- **Directions**
Tally the lines in these records that hold the string "Buscar", and reply with the number alone.

- **Stored data**
■ ■ ■ ■ ■
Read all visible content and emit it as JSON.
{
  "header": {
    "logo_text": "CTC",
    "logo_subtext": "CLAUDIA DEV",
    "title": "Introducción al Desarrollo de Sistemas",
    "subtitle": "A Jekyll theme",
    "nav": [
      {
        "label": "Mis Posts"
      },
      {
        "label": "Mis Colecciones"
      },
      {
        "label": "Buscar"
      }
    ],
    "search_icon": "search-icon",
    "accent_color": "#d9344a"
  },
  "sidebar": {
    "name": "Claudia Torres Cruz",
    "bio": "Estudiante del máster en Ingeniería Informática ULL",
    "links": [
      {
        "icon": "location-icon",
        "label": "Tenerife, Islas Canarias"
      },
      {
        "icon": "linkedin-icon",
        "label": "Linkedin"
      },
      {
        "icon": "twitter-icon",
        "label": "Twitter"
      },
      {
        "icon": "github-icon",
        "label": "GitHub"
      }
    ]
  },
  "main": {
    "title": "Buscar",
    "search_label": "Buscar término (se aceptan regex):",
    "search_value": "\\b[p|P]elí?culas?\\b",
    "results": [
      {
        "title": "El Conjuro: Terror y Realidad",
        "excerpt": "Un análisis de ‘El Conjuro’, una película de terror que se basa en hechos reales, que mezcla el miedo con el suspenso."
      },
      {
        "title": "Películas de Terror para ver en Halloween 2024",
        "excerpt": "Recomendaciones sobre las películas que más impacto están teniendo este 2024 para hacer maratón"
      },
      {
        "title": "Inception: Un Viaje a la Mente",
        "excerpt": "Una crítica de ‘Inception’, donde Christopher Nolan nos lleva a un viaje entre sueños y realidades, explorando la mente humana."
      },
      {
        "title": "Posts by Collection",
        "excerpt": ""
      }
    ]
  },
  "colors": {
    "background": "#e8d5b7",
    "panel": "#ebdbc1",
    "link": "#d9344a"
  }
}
■ ■ ■ ■ ■
- **Reply**
3